**WORK TO COMPLETE**
Write out the entries again exactly as they are given.

Data items
● ● ● ● ●
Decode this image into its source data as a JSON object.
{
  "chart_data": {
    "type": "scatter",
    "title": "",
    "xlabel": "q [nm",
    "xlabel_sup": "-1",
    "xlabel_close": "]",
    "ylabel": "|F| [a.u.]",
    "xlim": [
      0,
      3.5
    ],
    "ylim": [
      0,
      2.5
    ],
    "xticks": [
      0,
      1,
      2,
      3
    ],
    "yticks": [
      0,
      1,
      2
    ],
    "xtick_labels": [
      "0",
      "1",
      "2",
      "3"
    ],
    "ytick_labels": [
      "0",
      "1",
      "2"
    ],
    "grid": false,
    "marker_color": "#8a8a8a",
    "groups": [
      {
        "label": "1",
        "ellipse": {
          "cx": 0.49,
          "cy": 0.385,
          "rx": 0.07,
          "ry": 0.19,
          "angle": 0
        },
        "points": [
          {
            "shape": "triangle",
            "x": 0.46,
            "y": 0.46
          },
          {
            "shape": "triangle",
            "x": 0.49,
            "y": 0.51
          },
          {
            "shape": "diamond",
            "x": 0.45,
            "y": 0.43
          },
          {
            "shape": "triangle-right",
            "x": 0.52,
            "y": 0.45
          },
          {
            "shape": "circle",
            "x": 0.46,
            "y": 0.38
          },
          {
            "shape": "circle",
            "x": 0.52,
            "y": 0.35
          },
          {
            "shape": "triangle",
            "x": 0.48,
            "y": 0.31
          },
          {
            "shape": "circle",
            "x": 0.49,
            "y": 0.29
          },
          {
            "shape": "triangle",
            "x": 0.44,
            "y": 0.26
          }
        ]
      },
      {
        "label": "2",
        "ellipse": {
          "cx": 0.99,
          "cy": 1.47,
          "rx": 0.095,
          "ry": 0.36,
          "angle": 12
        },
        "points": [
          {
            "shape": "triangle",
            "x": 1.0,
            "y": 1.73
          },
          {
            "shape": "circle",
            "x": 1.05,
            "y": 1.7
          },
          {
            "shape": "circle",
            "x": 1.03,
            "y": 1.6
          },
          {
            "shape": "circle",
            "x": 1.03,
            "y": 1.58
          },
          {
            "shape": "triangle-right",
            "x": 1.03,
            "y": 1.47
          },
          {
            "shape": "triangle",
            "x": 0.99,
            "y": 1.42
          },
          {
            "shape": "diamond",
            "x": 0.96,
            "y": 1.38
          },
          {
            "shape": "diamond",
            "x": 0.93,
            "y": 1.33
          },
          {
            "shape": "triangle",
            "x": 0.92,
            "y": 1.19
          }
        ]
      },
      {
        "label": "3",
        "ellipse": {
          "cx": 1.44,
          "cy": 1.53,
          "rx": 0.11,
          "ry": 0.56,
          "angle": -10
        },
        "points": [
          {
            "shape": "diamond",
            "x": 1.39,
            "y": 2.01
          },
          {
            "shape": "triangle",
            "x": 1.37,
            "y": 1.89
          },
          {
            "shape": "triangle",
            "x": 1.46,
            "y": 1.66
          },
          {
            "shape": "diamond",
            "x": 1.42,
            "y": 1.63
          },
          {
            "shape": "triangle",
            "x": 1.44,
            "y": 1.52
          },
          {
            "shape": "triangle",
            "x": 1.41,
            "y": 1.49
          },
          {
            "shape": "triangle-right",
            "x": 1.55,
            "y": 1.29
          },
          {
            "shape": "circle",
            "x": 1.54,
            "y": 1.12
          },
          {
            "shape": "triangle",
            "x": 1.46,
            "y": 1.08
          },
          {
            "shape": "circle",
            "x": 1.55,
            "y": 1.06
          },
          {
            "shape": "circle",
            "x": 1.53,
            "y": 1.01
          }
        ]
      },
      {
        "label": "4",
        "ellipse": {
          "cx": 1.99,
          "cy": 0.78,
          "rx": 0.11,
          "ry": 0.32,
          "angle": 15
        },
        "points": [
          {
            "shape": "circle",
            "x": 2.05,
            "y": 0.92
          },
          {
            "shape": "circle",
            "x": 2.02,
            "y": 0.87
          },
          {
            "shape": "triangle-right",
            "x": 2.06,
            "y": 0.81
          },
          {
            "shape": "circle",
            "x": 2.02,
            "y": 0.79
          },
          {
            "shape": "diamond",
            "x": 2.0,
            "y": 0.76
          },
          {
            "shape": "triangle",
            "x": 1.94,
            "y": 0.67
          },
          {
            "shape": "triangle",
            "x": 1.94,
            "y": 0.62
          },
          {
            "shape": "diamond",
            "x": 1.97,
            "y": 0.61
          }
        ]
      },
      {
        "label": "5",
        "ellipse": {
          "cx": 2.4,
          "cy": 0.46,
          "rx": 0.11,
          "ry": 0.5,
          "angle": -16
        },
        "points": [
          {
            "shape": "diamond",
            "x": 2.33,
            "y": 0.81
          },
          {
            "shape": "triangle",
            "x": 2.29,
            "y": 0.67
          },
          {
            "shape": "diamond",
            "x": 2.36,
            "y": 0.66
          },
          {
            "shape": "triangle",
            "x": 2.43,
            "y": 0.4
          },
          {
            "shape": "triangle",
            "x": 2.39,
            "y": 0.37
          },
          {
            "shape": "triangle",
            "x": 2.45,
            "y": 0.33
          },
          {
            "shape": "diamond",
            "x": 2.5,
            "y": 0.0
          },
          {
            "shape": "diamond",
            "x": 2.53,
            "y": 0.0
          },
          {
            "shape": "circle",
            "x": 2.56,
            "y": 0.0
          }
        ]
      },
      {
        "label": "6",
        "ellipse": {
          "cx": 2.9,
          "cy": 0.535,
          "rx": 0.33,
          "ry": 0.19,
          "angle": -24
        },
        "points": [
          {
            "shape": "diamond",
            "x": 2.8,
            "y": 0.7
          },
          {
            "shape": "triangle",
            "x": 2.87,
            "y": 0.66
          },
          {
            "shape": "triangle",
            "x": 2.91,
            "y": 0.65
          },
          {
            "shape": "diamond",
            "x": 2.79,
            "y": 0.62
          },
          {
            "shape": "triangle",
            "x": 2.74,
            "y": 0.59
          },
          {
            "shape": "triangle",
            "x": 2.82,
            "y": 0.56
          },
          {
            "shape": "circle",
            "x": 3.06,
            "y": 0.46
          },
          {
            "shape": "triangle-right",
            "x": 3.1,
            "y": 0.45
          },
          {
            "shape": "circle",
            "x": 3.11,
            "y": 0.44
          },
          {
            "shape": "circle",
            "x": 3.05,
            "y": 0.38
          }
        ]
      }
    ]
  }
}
● ● ● ● ●
**EXERCISE RESULT**
Decode this image into its source data as a JSON object.
{
  "chart_data": {
    "type": "scatter",
    "title": "",
    "xlabel": "q [nm",
    "xlabel_sup": "-1",
    "xlabel_close": "]",
    "ylabel": "|F| [a.u.]",
    "xlim": [
      0,
      3.5
    ],
    "ylim": [
      0,
      2.5
    ],
    "xticks": [
      0,
      1,
      2,
      3
    ],
    "yticks": [
      0,
      1,
      2
    ],
    "xtick_labels": [
      "0",
      "1",
      "2",
      "3"
    ],
    "ytick_labels": [
      "0",
      "1",
      "2"
    ],
    "grid": false,
    "marker_color": "#8a8a8a",
    "groups": [
      {
        "label": "1",
        "ellipse": {
          "cx": 0.49,
          "cy": 0.385,
          "rx": 0.07,
          "ry": 0.19,
          "angle": 0
        },
        "points": [
          {
            "shape": "triangle",
            "x": 0.46,
            "y": 0.46
          },
          {
            "shape": "triangle",
            "x": 0.49,
            "y": 0.51
          },
          {
            "shape": "diamond",
            "x": 0.45,
            "y": 0.43
          },
          {
            "shape": "triangle-right",
            "x": 0.52,
            "y": 0.45
          },
          {
            "shape": "circle",
            "x": 0.46,
            "y": 0.38
          },
          {
            "shape": "circle",
            "x": 0.52,
            "y": 0.35
          },
          {
            "shape": "triangle",
            "x": 0.48,
            "y": 0.31
          },
          {
            "shape": "circle",
            "x": 0.49,
            "y": 0.29
          },
          {
            "shape": "triangle",
            "x": 0.44,
            "y": 0.26
          }
        ]
      },
      {
        "label": "2",
        "ellipse": {
          "cx": 0.99,
          "cy": 1.47,
          "rx": 0.095,
          "ry": 0.36,
          "angle": 12
        },
        "points": [
          {
            "shape": "triangle",
            "x": 1.0,
            "y": 1.73
          },
          {
            "shape": "circle",
            "x": 1.05,
            "y": 1.7
          },
          {
            "shape": "circle",
            "x": 1.03,
            "y": 1.6
          },
          {
            "shape": "circle",
            "x": 1.03,
            "y": 1.58
          },
          {
            "shape": "triangle-right",
            "x": 1.03,
            "y": 1.47
          },
          {
            "shape": "triangle",
            "x": 0.99,
            "y": 1.42
          },
          {
            "shape": "diamond",
            "x": 0.96,
            "y": 1.38
          },
          {
            "shape": "diamond",
            "x": 0.93,
            "y": 1.33
          },
          {
            "shape": "triangle",
            "x": 0.92,
            "y": 1.19
          }
        ]
      },
      {
        "label": "3",
        "ellipse": {
          "cx": 1.44,
          "cy": 1.53,
          "rx": 0.11,
          "ry": 0.56,
          "angle": -10
        },
        "points": [
          {
            "shape": "diamond",
            "x": 1.39,
            "y": 2.01
          },
          {
            "shape": "triangle",
            "x": 1.37,
            "y": 1.89
          },
          {
            "shape": "triangle",
            "x": 1.46,
            "y": 1.66
          },
          {
            "shape": "diamond",
            "x": 1.42,
            "y": 1.63
          },
          {
            "shape": "triangle",
            "x": 1.44,
            "y": 1.52
          },
          {
            "shape": "triangle",
            "x": 1.41,
            "y": 1.49
          },
          {
            "shape": "triangle-right",
            "x": 1.55,
            "y": 1.29
          },
          {
            "shape": "circle",
            "x": 1.54,
            "y": 1.12
          },
          {
            "shape": "triangle",
            "x": 1.46,
            "y": 1.08
          },
          {
            "shape": "circle",
            "x": 1.55,
            "y": 1.06
          },
          {
            "shape": "circle",
            "x": 1.53,
            "y": 1.01
          }
        ]
      },
      {
        "label": "4",
        "ellipse": {
          "cx": 1.99,
          "cy": 0.78,
          "rx": 0.11,
          "ry": 0.32,
          "angle": 15
        },
        "points": [
          {
            "shape": "circle",
            "x": 2.05,
            "y": 0.92
          },
          {
            "shape": "circle",
            "x": 2.02,
            "y": 0.87
          },
          {
            "shape": "triangle-right",
            "x": 2.06,
            "y": 0.81
          },
          {
            "shape": "circle",
            "x": 2.02,
            "y": 0.79
          },
          {
            "shape": "diamond",
            "x": 2.0,
            "y": 0.76
          },
          {
            "shape": "triangle",
            "x": 1.94,
            "y": 0.67
          },
          {
            "shape": "triangle",
            "x": 1.94,
            "y": 0.62
          },
          {
            "shape": "diamond",
            "x": 1.97,
            "y": 0.61
          }
        ]
      },
      {
        "label": "5",
        "ellipse": {
          "cx": 2.4,
          "cy": 0.46,
          "rx": 0.11,
          "ry": 0.5,
          "angle": -16
        },
        "points": [
          {
            "shape": "diamond",
            "x": 2.33,
            "y": 0.81
          },
          {
            "shape": "triangle",
            "x": 2.29,
            "y": 0.67
          },
          {
            "shape": "diamond",
            "x": 2.36,
            "y": 0.66
          },
          {
            "shape": "triangle",
            "x": 2.43,
            "y": 0.4
          },
          {
            "shape": "triangle",
            "x": 2.39,
            "y": 0.37
          },
          {
            "shape": "triangle",
            "x": 2.45,
            "y": 0.33
          },
          {
            "shape": "diamond",
            "x": 2.5,
            "y": 0.0
          },
          {
            "shape": "diamond",
            "x": 2.53,
            "y": 0.0
          },
          {
            "shape": "circle",
            "x": 2.56,
            "y": 0.0
          }
        ]
      },
      {
        "label": "6",
        "ellipse": {
          "cx": 2.9,
          "cy": 0.535,
          "rx": 0.33,
          "ry": 0.19,
          "angle": -24
        },
        "points": [
          {
            "shape": "diamond",
            "x": 2.8,
            "y": 0.7
          },
          {
            "shape": "triangle",
            "x": 2.87,
            "y": 0.66
          },
          {
            "shape": "triangle",
            "x": 2.91,
            "y": 0.65
          },
          {
            "shape": "diamond",
            "x": 2.79,
            "y": 0.62
          },
          {
            "shape": "triangle",
            "x": 2.74,
            "y": 0.59
          },
          {
            "shape": "triangle",
            "x": 2.82,
            "y": 0.56
          },
          {
            "shape": "circle",
            "x": 3.06,
            "y": 0.46
          },
          {
            "shape": "triangle-right",
            "x": 3.1,
            "y": 0.45
          },
          {
            "shape": "circle",
            "x": 3.11,
            "y": 0.44
          },
          {
            "shape": "circle",
            "x": 3.05,
            "y": 0.38
          }
        ]
      }
    ]
  }
}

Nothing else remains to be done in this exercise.